[Excerpts from a figure dataset]
━━━━━━━━━━

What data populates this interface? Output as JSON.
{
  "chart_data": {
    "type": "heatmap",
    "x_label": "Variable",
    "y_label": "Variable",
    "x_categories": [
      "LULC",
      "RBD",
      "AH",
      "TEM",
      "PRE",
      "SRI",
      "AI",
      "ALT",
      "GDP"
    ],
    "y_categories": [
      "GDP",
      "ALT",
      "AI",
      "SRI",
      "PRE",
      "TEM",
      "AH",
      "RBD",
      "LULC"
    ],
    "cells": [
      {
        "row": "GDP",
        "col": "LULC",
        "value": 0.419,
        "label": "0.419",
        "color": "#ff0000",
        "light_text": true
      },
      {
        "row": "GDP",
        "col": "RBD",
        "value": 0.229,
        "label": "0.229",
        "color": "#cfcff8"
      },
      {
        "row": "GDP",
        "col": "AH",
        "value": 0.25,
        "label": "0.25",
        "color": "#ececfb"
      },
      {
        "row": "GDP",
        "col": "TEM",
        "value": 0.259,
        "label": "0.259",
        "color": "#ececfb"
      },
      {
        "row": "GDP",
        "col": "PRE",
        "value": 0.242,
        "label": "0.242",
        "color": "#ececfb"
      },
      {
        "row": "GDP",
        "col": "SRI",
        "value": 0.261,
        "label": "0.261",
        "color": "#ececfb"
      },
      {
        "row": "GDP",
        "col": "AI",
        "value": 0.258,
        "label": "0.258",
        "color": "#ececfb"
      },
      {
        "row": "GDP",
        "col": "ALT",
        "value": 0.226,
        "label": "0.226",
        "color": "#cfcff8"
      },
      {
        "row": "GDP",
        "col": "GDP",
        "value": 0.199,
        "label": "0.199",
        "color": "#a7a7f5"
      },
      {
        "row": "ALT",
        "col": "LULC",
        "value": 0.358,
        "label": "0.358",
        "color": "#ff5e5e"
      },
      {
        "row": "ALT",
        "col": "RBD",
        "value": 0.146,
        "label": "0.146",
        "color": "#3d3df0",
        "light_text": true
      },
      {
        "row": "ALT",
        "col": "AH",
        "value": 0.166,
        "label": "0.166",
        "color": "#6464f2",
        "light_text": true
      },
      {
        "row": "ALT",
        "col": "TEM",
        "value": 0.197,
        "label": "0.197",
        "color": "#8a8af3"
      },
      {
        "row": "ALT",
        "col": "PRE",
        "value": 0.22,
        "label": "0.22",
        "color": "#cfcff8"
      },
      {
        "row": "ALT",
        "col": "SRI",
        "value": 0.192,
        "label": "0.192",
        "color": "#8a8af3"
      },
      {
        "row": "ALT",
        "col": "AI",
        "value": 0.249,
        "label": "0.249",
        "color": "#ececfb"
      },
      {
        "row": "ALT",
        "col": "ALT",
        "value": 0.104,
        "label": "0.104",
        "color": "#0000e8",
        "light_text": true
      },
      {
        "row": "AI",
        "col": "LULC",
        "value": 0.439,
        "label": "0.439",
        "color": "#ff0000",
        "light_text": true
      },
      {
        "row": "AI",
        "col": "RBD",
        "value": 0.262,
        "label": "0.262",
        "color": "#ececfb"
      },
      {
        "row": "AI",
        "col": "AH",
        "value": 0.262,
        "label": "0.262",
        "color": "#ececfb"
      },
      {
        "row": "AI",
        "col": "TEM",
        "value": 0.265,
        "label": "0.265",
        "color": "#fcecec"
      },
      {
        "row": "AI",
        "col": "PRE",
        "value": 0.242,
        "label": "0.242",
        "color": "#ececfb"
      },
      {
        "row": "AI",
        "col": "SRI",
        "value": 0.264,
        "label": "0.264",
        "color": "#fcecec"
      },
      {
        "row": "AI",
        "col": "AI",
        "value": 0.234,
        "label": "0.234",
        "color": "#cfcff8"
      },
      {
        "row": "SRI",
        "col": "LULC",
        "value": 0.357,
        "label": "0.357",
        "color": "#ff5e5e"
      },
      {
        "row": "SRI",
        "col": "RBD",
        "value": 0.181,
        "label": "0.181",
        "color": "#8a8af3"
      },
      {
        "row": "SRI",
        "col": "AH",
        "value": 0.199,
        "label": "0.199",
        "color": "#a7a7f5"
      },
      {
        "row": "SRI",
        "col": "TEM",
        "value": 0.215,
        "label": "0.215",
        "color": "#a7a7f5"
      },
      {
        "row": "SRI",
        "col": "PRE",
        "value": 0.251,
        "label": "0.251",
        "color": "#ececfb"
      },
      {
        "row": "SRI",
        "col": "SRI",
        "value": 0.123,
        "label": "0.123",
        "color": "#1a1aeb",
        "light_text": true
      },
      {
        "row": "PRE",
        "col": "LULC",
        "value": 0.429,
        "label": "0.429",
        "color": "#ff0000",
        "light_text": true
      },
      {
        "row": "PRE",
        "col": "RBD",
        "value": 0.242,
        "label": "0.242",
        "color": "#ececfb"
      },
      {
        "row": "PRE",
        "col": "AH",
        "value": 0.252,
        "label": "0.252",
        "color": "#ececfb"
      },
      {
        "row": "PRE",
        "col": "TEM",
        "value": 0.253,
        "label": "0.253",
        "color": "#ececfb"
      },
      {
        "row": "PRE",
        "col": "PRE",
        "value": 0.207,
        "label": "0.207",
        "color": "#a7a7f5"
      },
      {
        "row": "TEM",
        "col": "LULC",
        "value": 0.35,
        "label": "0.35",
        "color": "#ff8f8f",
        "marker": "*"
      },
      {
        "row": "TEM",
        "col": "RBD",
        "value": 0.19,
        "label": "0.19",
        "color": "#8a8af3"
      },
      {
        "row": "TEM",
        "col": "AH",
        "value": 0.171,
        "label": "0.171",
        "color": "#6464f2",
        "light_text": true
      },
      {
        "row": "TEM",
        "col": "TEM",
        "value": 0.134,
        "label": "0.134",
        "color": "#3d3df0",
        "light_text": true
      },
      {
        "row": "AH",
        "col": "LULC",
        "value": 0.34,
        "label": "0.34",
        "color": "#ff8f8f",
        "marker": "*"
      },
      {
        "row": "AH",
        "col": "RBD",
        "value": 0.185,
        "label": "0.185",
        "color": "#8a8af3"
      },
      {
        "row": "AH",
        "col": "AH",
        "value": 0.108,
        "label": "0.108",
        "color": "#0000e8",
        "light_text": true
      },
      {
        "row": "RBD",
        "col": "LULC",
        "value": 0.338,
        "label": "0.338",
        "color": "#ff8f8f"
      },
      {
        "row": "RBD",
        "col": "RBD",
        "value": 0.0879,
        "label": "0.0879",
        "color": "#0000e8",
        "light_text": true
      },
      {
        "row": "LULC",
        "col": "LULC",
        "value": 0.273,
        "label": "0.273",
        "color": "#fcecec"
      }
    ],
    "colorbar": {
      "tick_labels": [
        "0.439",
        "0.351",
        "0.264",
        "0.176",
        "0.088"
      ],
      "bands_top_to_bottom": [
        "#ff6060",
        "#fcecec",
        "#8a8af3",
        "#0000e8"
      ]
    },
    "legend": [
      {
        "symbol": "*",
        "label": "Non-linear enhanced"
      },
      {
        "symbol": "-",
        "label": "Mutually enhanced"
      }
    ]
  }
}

━━━━━━━━━━

§ Exercise directions
Please reproduce all of the entries exactly as they stand.

§ Response for this exercise
What data populates this interface? Output as JSON.
{
  "chart_data": {
    "type": "heatmap",
    "x_label": "Variable",
    "y_label": "Variable",
    "x_categories": [
      "LULC",
      "RBD",
      "AH",
      "TEM",
      "PRE",
      "SRI",
      "AI",
      "ALT",
      "GDP"
    ],
    "y_categories": [
      "GDP",
      "ALT",
      "AI",
      "SRI",
      "PRE",
      "TEM",
      "AH",
      "RBD",
      "LULC"
    ],
    "cells": [
      {
        "row": "GDP",
        "col": "LULC",
        "value": 0.419,
        "label": "0.419",
        "color": "#ff0000",
        "light_text": true
      },
      {
        "row": "GDP",
        "col": "RBD",
        "value": 0.229,
        "label": "0.229",
        "color": "#cfcff8"
      },
      {
        "row": "GDP",
        "col": "AH",
        "value": 0.25,
        "label": "0.25",
        "color": "#ececfb"
      },
      {
        "row": "GDP",
        "col": "TEM",
        "value": 0.259,
        "label": "0.259",
        "color": "#ececfb"
      },
      {
        "row": "GDP",
        "col": "PRE",
        "value": 0.242,
        "label": "0.242",
        "color": "#ececfb"
      },
      {
        "row": "GDP",
        "col": "SRI",
        "value": 0.261,
        "label": "0.261",
        "color": "#ececfb"
      },
      {
        "row": "GDP",
        "col": "AI",
        "value": 0.258,
        "label": "0.258",
        "color": "#ececfb"
      },
      {
        "row": "GDP",
        "col": "ALT",
        "value": 0.226,
        "label": "0.226",
        "color": "#cfcff8"
      },
      {
        "row": "GDP",
        "col": "GDP",
        "value": 0.199,
        "label": "0.199",
        "color": "#a7a7f5"
      },
      {
        "row": "ALT",
        "col": "LULC",
        "value": 0.358,
        "label": "0.358",
        "color": "#ff5e5e"
      },
      {
        "row": "ALT",
        "col": "RBD",
        "value": 0.146,
        "label": "0.146",
        "color": "#3d3df0",
        "light_text": true
      },
      {
        "row": "ALT",
        "col": "AH",
        "value": 0.166,
        "label": "0.166",
        "color": "#6464f2",
        "light_text": true
      },
      {
        "row": "ALT",
        "col": "TEM",
        "value": 0.197,
        "label": "0.197",
        "color": "#8a8af3"
      },
      {
        "row": "ALT",
        "col": "PRE",
        "value": 0.22,
        "label": "0.22",
        "color": "#cfcff8"
      },
      {
        "row": "ALT",
        "col": "SRI",
        "value": 0.192,
        "label": "0.192",
        "color": "#8a8af3"
      },
      {
        "row": "ALT",
        "col": "AI",
        "value": 0.249,
        "label": "0.249",
        "color": "#ececfb"
      },
      {
        "row": "ALT",
        "col": "ALT",
        "value": 0.104,
        "label": "0.104",
        "color": "#0000e8",
        "light_text": true
      },
      {
        "row": "AI",
        "col": "LULC",
        "value": 0.439,
        "label": "0.439",
        "color": "#ff0000",
        "light_text": true
      },
      {
        "row": "AI",
        "col": "RBD",
        "value": 0.262,
        "label": "0.262",
        "color": "#ececfb"
      },
      {
        "row": "AI",
        "col": "AH",
        "value": 0.262,
        "label": "0.262",
        "color": "#ececfb"
      },
      {
        "row": "AI",
        "col": "TEM",
        "value": 0.265,
        "label": "0.265",
        "color": "#fcecec"
      },
      {
        "row": "AI",
        "col": "PRE",
        "value": 0.242,
        "label": "0.242",
        "color": "#ececfb"
      },
      {
        "row": "AI",
        "col": "SRI",
        "value": 0.264,
        "label": "0.264",
        "color": "#fcecec"
      },
      {
        "row": "AI",
        "col": "AI",
        "value": 0.234,
        "label": "0.234",
        "color": "#cfcff8"
      },
      {
        "row": "SRI",
        "col": "LULC",
        "value": 0.357,
        "label": "0.357",
        "color": "#ff5e5e"
      },
      {
        "row": "SRI",
        "col": "RBD",
        "value": 0.181,
        "label": "0.181",
        "color": "#8a8af3"
      },
      {
        "row": "SRI",
        "col": "AH",
        "value": 0.199,
        "label": "0.199",
        "color": "#a7a7f5"
      },
      {
        "row": "SRI",
        "col": "TEM",
        "value": 0.215,
        "label": "0.215",
        "color": "#a7a7f5"
      },
      {
        "row": "SRI",
        "col": "PRE",
        "value": 0.251,
        "label": "0.251",
        "color": "#ececfb"
      },
      {
        "row": "SRI",
        "col": "SRI",
        "value": 0.123,
        "label": "0.123",
        "color": "#1a1aeb",
        "light_text": true
      },
      {
        "row": "PRE",
        "col": "LULC",
        "value": 0.429,
        "label": "0.429",
        "color": "#ff0000",
        "light_text": true
      },
      {
        "row": "PRE",
        "col": "RBD",
        "value": 0.242,
        "label": "0.242",
        "color": "#ececfb"
      },
      {
        "row": "PRE",
        "col": "AH",
        "value": 0.252,
        "label": "0.252",
        "color": "#ececfb"
      },
      {
        "row": "PRE",
        "col": "TEM",
        "value": 0.253,
        "label": "0.253",
        "color": "#ececfb"
      },
      {
        "row": "PRE",
        "col": "PRE",
        "value": 0.207,
        "label": "0.207",
        "color": "#a7a7f5"
      },
      {
        "row": "TEM",
        "col": "LULC",
        "value": 0.35,
        "label": "0.35",
        "color": "#ff8f8f",
        "marker": "*"
      },
      {
        "row": "TEM",
        "col": "RBD",
        "value": 0.19,
        "label": "0.19",
        "color": "#8a8af3"
      },
      {
        "row": "TEM",
        "col": "AH",
        "value": 0.171,
        "label": "0.171",
        "color": "#6464f2",
        "light_text": true
      },
      {
        "row": "TEM",
        "col": "TEM",
        "value": 0.134,
        "label": "0.134",
        "color": "#3d3df0",
        "light_text": true
      },
      {
        "row": "AH",
        "col": "LULC",
        "value": 0.34,
        "label": "0.34",
        "color": "#ff8f8f",
        "marker": "*"
      },
      {
        "row": "AH",
        "col": "RBD",
        "value": 0.185,
        "label": "0.185",
        "color": "#8a8af3"
      },
      {
        "row": "AH",
        "col": "AH",
        "value": 0.108,
        "label": "0.108",
        "color": "#0000e8",
        "light_text": true
      },
      {
        "row": "RBD",
        "col": "LULC",
        "value": 0.338,
        "label": "0.338",
        "color": "#ff8f8f"
      },
      {
        "row": "RBD",
        "col": "RBD",
        "value": 0.0879,
        "label": "0.0879",
        "color": "#0000e8",
        "light_text": true
      },
      {
        "row": "LULC",
        "col": "LULC",
        "value": 0.273,
        "label": "0.273",
        "color": "#fcecec"
      }
    ],
    "colorbar": {
      "tick_labels": [
        "0.439",
        "0.351",
        "0.264",
        "0.176",
        "0.088"
      ],
      "bands_top_to_bottom": [
        "#ff6060",
        "#fcecec",
        "#8a8af3",
        "#0000e8"
      ]
    },
    "legend": [
      {
        "symbol": "*",
        "label": "Non-linear enhanced"
      },
      {
        "symbol": "-",
        "label": "Mutually enhanced"
      }
    ]
  }
}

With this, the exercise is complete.